# Listed entries start

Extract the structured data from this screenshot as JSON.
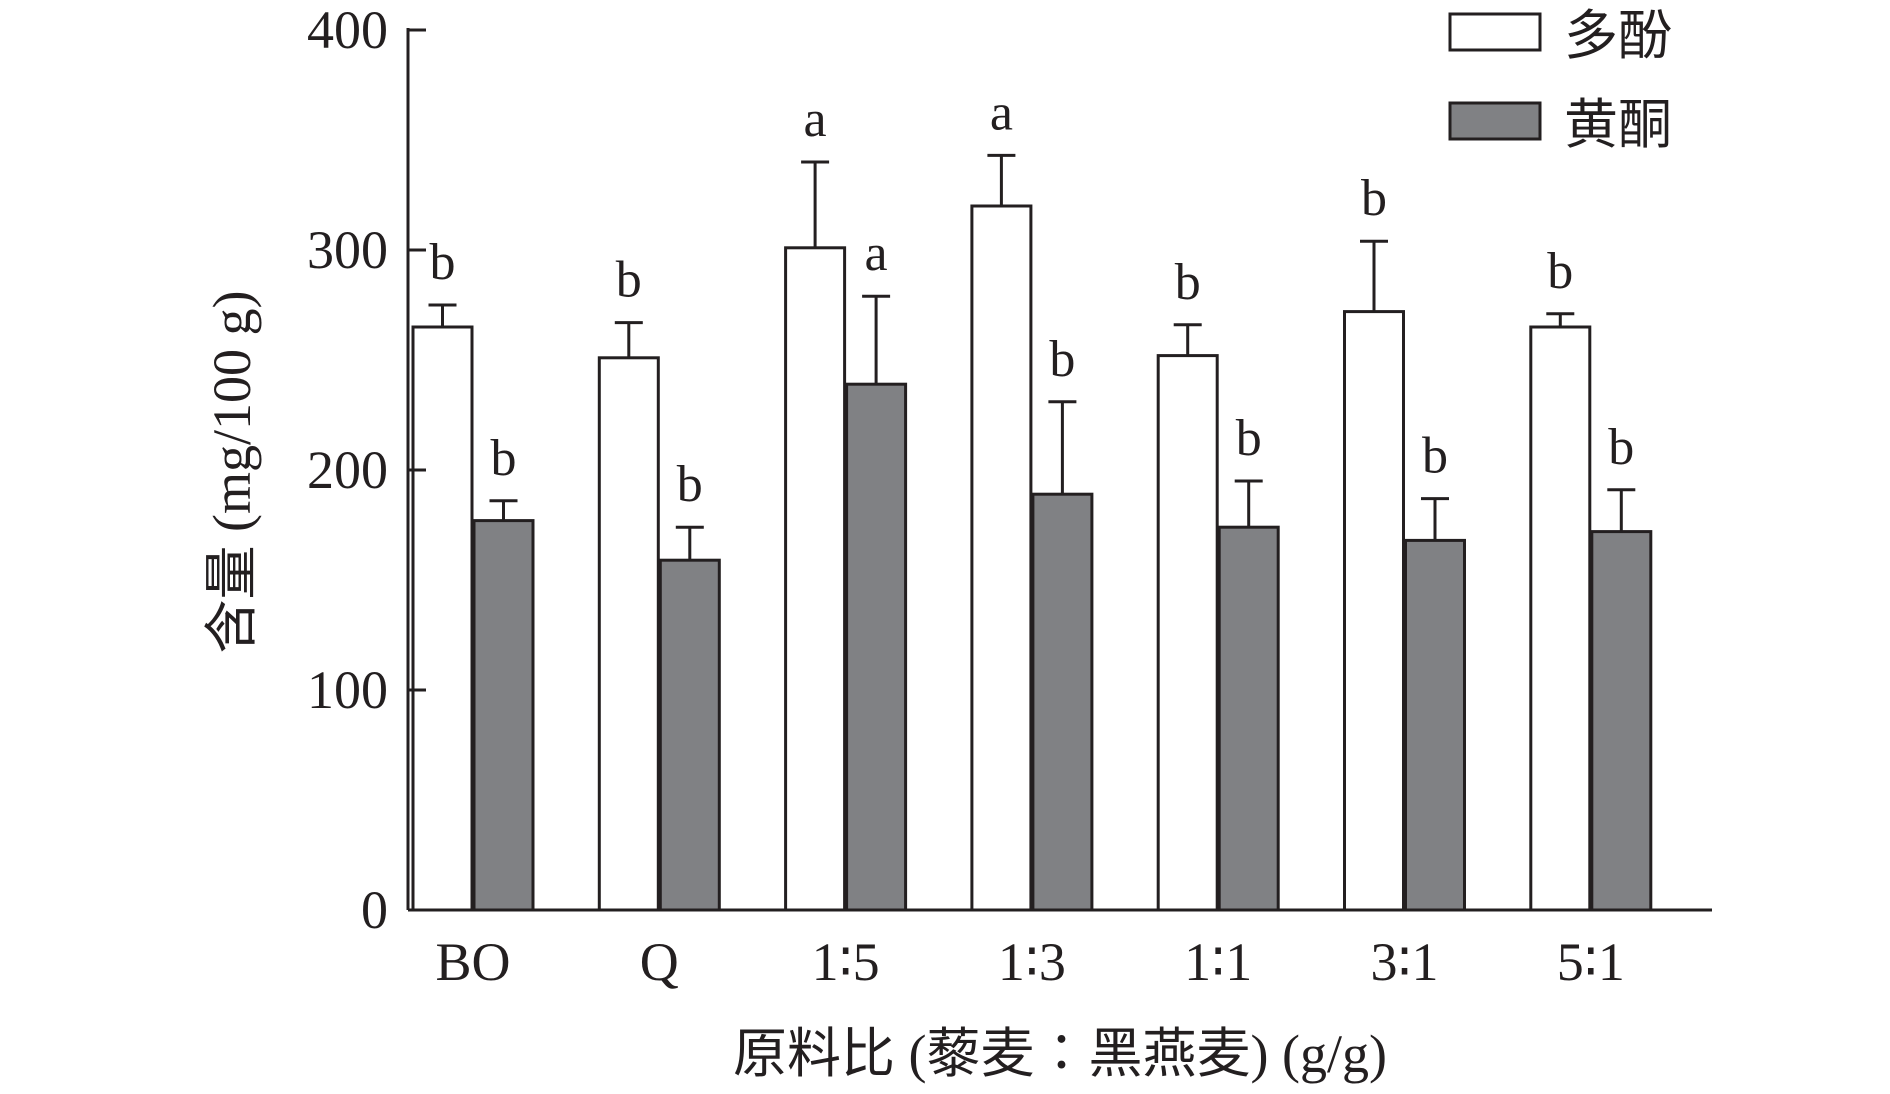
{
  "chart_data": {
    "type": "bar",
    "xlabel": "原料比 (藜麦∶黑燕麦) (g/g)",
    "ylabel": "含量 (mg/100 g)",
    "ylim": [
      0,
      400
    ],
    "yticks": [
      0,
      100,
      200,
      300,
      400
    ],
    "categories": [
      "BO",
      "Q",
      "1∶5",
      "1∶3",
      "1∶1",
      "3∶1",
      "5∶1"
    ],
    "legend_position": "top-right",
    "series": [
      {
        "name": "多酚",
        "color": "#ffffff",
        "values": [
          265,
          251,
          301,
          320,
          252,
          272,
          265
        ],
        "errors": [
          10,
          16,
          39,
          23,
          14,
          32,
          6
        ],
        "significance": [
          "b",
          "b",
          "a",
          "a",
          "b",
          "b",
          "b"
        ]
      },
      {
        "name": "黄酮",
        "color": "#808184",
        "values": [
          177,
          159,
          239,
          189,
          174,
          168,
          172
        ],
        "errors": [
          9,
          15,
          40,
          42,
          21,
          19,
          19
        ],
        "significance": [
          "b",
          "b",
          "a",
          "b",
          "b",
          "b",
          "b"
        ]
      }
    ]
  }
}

# Listed entries end
# Listed entries start

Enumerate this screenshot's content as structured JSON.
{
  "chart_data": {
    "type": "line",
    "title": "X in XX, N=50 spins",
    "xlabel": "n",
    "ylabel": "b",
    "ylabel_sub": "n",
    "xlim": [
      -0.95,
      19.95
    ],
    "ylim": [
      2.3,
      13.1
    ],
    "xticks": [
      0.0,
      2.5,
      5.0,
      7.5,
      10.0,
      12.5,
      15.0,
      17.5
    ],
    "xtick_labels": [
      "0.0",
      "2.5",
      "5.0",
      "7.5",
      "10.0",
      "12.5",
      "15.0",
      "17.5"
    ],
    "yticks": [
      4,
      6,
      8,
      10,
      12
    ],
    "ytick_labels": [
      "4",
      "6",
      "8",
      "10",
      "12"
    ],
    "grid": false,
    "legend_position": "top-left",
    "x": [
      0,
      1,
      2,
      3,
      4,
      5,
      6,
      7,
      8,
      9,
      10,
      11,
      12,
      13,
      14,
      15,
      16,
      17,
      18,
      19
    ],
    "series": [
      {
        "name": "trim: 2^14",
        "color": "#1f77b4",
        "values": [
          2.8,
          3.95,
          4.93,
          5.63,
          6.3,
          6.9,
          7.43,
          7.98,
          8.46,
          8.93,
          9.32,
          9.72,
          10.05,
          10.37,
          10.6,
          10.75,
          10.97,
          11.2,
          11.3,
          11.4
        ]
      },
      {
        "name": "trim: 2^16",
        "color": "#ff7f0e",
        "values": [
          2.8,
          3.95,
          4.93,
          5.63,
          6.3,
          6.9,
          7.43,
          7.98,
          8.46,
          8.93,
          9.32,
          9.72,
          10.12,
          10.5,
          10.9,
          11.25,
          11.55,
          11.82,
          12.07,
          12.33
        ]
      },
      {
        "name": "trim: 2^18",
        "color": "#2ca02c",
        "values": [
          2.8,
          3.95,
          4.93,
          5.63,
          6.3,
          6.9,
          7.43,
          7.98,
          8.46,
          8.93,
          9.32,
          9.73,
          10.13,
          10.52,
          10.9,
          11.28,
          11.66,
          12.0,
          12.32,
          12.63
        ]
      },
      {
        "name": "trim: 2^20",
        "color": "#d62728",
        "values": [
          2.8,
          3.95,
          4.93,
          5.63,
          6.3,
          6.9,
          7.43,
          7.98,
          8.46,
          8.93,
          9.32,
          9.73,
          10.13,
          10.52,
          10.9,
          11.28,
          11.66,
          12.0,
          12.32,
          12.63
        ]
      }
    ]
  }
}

# Listed entries end

Prompt
Give only a number: how many lines of the data hold the string "trim"?

The response
4